_Exercise goal:_ If a line in the listing below includes the string "JSON", pull it out.
○ ○ ○ ○ ○
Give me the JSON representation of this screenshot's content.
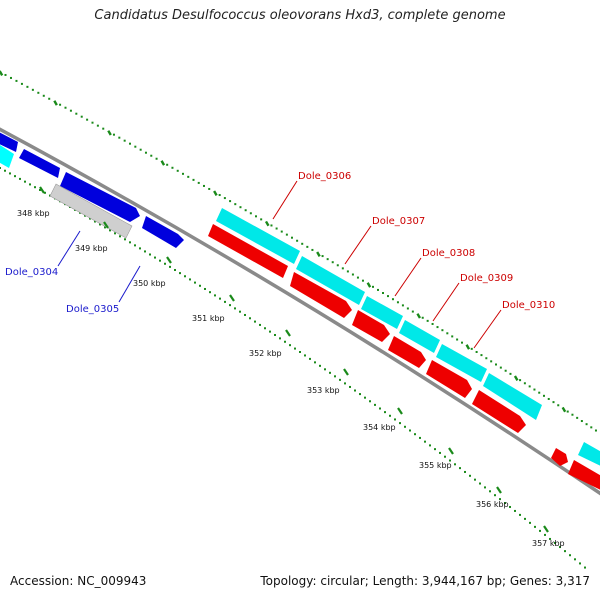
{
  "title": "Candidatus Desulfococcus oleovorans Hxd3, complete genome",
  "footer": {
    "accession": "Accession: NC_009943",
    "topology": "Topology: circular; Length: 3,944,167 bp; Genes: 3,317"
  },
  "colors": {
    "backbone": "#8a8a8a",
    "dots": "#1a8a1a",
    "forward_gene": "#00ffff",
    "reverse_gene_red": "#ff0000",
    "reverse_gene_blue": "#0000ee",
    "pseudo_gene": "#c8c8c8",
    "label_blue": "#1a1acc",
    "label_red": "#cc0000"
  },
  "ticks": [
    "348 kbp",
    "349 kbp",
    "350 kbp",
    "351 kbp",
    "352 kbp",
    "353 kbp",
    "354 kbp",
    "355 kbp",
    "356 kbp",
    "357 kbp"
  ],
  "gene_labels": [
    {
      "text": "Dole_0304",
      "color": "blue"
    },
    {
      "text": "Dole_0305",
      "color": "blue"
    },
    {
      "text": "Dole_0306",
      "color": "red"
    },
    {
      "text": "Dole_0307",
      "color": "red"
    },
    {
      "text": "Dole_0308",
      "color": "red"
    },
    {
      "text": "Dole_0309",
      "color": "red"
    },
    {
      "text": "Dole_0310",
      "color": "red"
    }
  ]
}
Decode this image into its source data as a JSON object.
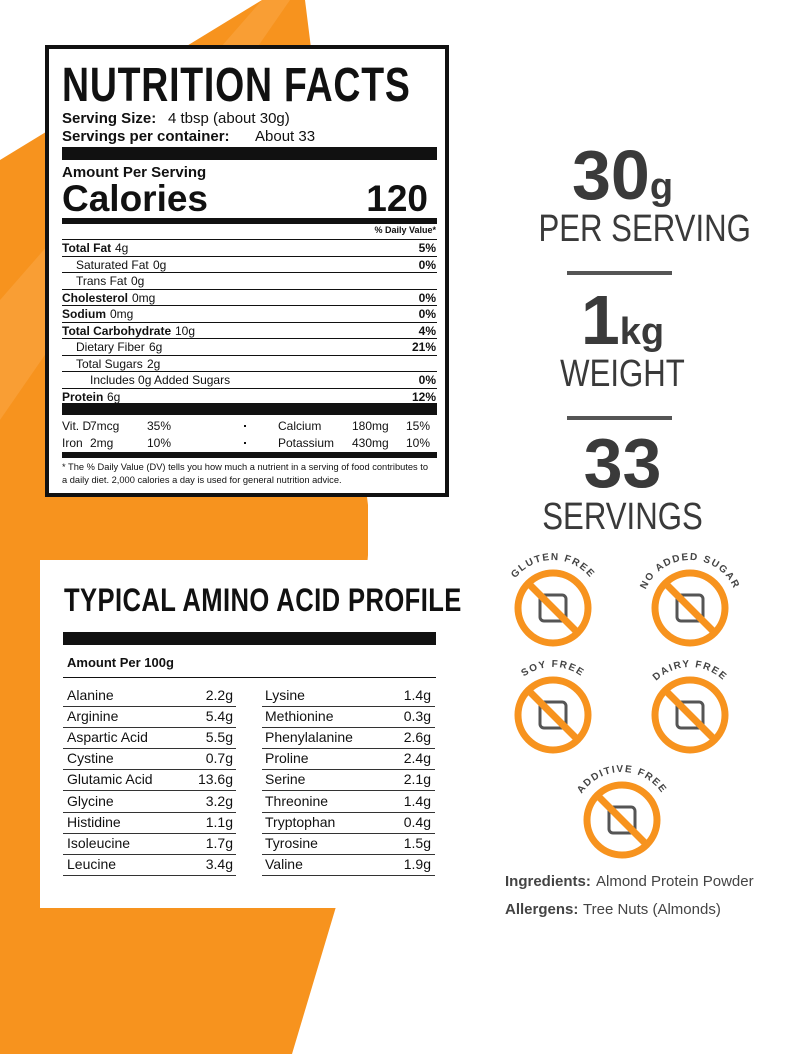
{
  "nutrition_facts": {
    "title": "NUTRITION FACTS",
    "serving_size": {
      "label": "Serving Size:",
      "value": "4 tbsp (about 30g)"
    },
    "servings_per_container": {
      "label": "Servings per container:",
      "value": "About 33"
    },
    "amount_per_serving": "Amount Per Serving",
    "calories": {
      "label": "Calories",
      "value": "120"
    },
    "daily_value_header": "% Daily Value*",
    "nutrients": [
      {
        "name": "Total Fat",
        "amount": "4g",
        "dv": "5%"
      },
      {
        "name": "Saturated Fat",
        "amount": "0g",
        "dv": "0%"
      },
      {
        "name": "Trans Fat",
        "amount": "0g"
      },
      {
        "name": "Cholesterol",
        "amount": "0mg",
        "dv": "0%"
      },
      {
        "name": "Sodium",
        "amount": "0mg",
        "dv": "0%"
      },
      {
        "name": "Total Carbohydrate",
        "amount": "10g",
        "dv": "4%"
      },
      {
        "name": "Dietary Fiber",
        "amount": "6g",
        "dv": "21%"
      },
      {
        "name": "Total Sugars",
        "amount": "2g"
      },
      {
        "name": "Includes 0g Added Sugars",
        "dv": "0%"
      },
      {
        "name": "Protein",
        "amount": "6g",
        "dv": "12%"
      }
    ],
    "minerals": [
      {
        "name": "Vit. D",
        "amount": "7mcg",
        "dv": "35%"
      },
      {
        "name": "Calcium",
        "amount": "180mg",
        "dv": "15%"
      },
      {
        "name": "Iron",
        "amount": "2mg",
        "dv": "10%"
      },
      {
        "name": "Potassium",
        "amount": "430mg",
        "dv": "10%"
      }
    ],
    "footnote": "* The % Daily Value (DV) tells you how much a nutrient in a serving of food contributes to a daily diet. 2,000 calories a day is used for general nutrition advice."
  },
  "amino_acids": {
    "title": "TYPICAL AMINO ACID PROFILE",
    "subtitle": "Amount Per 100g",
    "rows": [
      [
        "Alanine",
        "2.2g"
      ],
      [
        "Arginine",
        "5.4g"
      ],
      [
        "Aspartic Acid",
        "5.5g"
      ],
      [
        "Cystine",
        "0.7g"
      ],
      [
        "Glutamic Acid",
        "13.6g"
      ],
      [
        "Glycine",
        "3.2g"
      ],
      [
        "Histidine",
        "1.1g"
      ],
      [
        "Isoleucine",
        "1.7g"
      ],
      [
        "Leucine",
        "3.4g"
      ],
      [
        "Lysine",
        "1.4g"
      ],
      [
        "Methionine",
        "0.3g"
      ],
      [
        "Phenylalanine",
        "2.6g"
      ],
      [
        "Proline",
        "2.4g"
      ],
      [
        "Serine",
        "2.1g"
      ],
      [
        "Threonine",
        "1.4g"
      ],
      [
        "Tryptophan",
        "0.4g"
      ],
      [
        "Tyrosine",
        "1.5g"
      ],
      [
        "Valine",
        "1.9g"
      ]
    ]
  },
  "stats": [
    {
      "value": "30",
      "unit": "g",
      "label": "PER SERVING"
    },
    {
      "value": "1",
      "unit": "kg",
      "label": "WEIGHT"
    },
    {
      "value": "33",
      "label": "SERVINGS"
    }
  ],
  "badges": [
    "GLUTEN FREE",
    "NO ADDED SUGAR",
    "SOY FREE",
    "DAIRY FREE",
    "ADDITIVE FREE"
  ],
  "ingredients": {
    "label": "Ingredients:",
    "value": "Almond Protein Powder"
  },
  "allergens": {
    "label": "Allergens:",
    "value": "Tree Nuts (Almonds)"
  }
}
○ ○ ○ ○ ○
_Output of the exercise:_
Give me the JSON representation of this screenshot's content.
Decode this image into its source data as a JSON object.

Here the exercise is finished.